Saturday, 26 March 2011

More mini toile photos

I wanted to make the waistline lower, so these were the results:

Had a go at a barrel cut bodice, but it didn't really work out.

So I returned to my original bodice and extended it to drop the waistline.

Final mini toile!
I don't want my final dress to stick out at the sides so stiffly, but I think once it's sewn up in a nice drapey silk, it'll fall flat rather than stick out like that.  I'll start putting a normal sized toile together after my work placement, so I'll be able to see then.
I've really enjoyed having a play around with shapes and seeing how they change the garment.  I actually had to be quite strict with myself, as it would have been all too easy to go off on a tangent and spend the whole project faffing about with miniature toiles, rather than getting round to finalising a design!

Friday, 25 March 2011

Miniature Toiles

So here's what I've been up to:

Bodice based on the Madeline Vionnet dress referenced earlier.

How the skirt panels would fit together.

Exploring petal shapes.  I quite like this, although I prefer sticking with the squares for this project.

A bit too 'flamenco', but interesting to play about with.

I wanted to create more draping at the sides, so looked at doubling and quadrupling the panels used for the rest of the skirt:

Rectangle shape (double the squares used elsewhere)

Longer at sides too?

Creating loads of fullness with a square panel four times the size of the others.

Update (April 12th):  I thought I'd draw out some of the shapes I used to clarify things a bit..

Vionnet & other 1920-30s dresses.

My general design direction is currently based very heavily on this dress by Madeline Vionnet:

I've lifted the bodice pattern for my toiles directly from the pattern here, and am currently exploring various skirt panel shapes that I can use with it.
These are also food for thought:

Reflection - Circus Fittings

During and after rehearsal I had an interesting discussion with Jodie about the importance of keeping up a professional 'veneer' during times of crisis.  Lack of sleep, food, and an intensely stressful week getting everything finished in time had kept me on edge all day, so I found it quite challenging to be obliging and friendly to difficult parents when all I wanted was to have that project finished and out of my hair at last.

|---|

WORK INSTRUCTIONS:
Decide whether each statement below agrees with the blog text above. Answer yes or no and quote the words that settle it. 1. The barrel cut bodice worked out well. 2. The bodice pattern for the toiles was taken directly from a pattern of the Vionnet dress. 3. For this project, the writer prefers petal shapes to squares.

EXTRACTED MATERIAL:

|---|

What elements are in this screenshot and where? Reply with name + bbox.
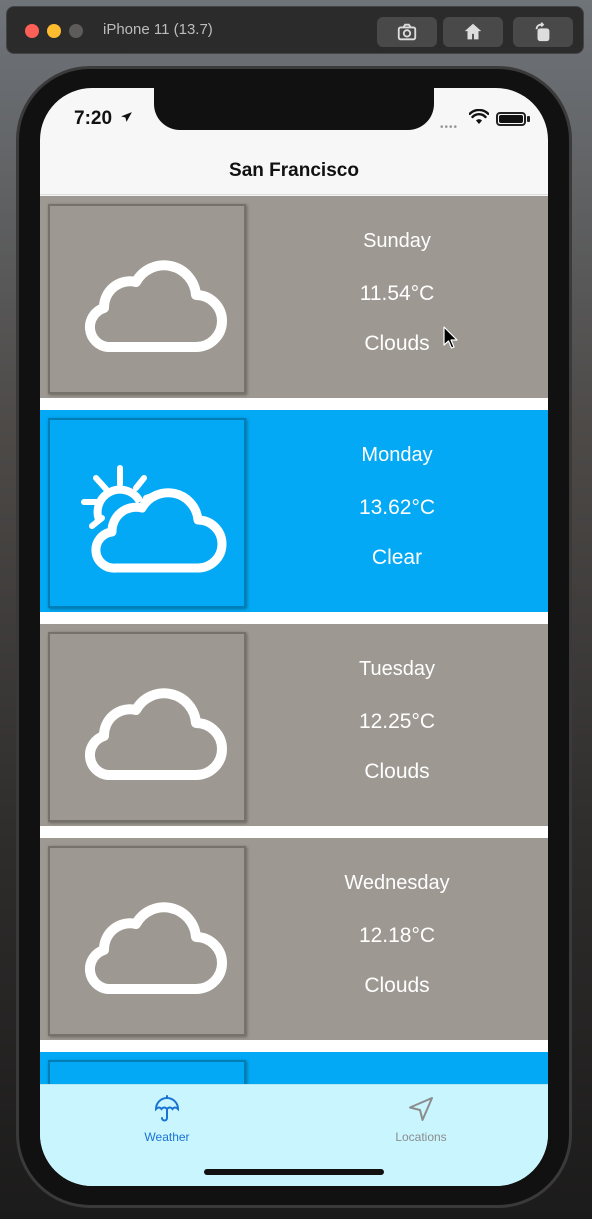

|---|

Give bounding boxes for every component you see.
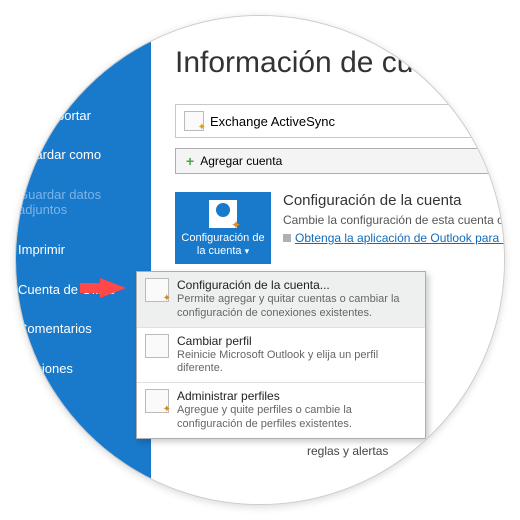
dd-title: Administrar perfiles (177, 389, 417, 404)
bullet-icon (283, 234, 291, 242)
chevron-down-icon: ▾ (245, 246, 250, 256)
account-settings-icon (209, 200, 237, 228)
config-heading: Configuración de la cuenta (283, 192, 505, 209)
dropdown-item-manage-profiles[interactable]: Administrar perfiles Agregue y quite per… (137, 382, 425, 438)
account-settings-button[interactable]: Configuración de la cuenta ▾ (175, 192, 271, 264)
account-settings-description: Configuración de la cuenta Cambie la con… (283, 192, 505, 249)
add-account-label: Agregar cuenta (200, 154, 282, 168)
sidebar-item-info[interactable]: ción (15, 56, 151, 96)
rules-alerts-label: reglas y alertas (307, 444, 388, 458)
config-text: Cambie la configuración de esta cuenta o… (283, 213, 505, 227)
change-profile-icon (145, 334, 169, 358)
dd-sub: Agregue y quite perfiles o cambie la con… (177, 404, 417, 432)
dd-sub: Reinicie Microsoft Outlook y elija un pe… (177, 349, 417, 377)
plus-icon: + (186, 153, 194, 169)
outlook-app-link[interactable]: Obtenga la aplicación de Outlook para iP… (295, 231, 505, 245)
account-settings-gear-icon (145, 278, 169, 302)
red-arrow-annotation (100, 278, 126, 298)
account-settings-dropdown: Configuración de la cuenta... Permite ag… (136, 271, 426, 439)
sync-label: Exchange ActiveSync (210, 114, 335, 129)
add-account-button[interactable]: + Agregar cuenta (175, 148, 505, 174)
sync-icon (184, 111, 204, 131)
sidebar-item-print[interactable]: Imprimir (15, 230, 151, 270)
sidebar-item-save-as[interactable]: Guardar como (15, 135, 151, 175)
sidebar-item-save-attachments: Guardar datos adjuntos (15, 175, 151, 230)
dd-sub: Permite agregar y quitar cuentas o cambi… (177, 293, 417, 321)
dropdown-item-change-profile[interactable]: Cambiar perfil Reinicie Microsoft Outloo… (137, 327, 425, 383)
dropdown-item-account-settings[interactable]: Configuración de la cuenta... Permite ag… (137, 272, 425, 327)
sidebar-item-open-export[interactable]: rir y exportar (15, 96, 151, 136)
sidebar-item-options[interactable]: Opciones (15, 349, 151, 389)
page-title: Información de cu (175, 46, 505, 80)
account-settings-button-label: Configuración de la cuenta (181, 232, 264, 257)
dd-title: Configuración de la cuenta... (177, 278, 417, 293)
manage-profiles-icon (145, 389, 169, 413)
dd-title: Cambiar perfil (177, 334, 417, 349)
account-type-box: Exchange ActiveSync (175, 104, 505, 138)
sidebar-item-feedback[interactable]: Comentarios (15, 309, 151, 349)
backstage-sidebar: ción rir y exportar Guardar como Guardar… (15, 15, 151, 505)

|---|

ANSWER TO THIS TASK:
1. No: "Had a go at a barrel cut bodice, but it didn't really work out."
2. Yes: "I've lifted the bodice pattern for my toiles directly from the pattern here"
3. No: "I prefer sticking with the squares for this project."